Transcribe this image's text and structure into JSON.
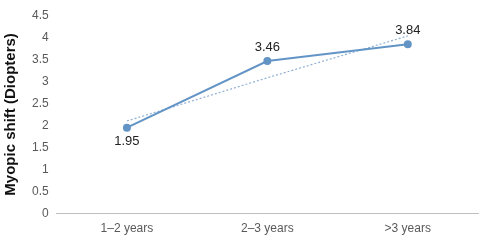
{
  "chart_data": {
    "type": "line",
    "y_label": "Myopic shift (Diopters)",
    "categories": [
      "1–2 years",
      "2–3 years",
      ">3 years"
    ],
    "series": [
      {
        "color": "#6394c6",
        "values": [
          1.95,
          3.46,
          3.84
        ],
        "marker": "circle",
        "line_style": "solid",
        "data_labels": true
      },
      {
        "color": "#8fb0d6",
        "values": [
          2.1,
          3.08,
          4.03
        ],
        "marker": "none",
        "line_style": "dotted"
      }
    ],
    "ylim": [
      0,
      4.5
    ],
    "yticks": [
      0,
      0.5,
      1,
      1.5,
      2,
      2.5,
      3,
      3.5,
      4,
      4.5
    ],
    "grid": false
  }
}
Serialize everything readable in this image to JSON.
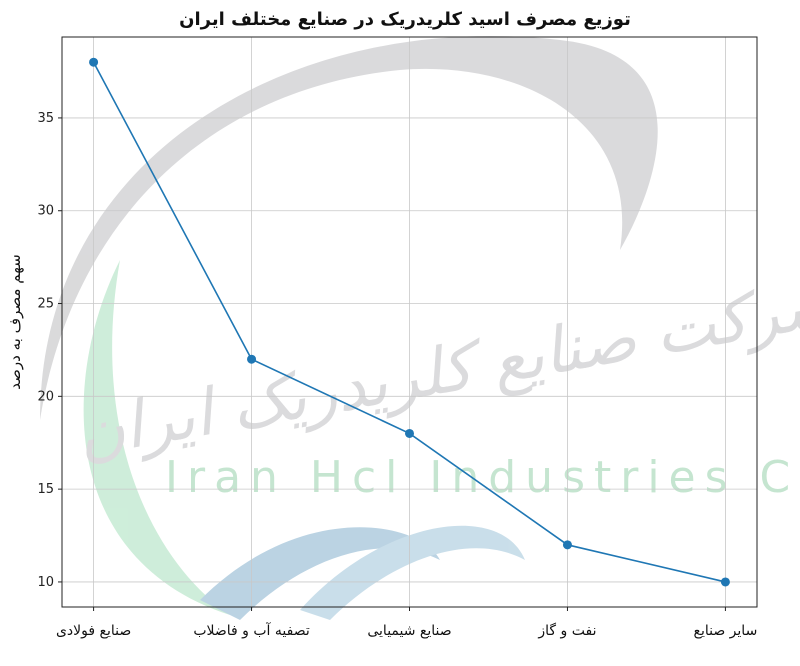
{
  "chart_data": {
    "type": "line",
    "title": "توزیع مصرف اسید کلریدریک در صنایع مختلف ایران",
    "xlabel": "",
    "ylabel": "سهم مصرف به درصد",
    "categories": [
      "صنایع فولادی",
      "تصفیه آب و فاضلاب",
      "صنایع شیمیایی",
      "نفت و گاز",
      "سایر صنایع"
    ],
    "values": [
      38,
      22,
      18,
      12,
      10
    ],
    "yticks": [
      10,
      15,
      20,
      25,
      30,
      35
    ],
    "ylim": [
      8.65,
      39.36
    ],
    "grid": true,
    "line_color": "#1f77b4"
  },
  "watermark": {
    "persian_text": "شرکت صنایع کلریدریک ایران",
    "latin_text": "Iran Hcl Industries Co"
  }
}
**********
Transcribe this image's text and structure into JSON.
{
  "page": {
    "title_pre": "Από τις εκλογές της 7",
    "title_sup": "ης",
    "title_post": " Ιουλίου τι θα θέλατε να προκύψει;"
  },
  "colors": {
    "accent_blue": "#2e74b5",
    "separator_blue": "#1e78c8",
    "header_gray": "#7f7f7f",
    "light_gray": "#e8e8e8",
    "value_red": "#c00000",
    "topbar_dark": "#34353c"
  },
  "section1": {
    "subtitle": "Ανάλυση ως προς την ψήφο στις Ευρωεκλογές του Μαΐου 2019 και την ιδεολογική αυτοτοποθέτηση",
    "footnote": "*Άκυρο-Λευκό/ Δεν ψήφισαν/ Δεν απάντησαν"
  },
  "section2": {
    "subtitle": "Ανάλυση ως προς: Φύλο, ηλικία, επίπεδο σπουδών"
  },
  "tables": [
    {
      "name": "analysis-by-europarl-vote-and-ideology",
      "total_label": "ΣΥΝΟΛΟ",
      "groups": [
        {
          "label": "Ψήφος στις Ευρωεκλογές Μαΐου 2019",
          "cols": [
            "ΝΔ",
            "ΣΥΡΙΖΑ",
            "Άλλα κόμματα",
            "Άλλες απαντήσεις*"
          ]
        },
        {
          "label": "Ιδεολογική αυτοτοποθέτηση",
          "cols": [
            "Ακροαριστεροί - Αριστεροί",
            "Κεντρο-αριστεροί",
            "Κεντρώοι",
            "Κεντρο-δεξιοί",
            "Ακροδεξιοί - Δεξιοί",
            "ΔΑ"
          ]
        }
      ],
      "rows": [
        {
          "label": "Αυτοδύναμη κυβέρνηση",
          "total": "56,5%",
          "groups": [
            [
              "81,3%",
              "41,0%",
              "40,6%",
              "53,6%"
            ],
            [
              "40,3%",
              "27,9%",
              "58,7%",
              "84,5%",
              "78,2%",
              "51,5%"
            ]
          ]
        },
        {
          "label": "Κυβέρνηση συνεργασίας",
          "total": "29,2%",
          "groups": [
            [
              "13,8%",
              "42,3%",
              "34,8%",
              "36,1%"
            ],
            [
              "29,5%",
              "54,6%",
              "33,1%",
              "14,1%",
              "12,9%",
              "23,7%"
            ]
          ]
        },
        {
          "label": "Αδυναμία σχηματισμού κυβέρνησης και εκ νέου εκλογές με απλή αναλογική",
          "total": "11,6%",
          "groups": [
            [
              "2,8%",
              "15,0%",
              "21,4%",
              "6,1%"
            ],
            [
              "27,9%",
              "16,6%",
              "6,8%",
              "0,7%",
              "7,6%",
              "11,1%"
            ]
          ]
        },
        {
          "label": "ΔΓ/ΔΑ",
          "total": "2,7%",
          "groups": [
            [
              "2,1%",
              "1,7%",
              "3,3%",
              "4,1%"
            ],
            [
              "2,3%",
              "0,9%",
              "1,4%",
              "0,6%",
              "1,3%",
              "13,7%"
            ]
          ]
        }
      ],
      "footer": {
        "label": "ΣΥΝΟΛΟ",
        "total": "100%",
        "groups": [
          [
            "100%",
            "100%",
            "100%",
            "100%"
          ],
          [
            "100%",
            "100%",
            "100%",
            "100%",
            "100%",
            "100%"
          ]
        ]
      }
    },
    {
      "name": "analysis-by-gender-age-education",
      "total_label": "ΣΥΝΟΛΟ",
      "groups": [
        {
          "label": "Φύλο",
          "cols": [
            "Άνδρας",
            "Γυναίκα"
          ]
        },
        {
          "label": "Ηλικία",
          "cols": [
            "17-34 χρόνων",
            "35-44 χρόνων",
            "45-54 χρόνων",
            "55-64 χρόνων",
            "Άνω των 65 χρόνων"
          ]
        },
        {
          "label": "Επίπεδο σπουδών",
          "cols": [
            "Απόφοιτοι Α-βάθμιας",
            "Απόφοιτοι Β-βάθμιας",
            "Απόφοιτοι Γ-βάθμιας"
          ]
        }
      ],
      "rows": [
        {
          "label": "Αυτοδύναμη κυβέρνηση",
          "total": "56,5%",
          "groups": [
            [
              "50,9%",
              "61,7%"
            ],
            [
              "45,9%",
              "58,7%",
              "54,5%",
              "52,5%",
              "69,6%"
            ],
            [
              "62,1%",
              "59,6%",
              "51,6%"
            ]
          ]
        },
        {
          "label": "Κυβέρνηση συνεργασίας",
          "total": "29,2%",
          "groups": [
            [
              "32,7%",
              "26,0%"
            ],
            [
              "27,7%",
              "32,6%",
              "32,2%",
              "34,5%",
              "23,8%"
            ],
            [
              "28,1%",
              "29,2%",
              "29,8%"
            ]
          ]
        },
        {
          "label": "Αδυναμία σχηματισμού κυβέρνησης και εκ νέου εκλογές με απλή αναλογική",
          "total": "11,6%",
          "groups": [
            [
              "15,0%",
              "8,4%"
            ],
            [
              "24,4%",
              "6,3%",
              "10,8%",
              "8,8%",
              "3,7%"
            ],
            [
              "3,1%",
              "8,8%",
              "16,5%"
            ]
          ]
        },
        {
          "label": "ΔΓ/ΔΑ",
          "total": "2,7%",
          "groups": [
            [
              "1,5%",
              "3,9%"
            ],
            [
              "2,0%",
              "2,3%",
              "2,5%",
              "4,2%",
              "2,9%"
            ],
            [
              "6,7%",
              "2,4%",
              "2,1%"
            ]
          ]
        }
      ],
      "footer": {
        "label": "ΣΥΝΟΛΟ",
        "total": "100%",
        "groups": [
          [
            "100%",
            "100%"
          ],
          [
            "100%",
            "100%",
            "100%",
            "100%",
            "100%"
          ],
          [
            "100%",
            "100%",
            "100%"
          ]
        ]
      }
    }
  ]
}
**********
WHAT IS BEING ASKED:
Identify all lines where the word "Απόφοιτοι" shows up. Copy them.

ANSWER FOR THIS EXERCISE:
            "Απόφοιτοι Α-βάθμιας",
            "Απόφοιτοι Β-βάθμιας",
            "Απόφοιτοι Γ-βάθμιας"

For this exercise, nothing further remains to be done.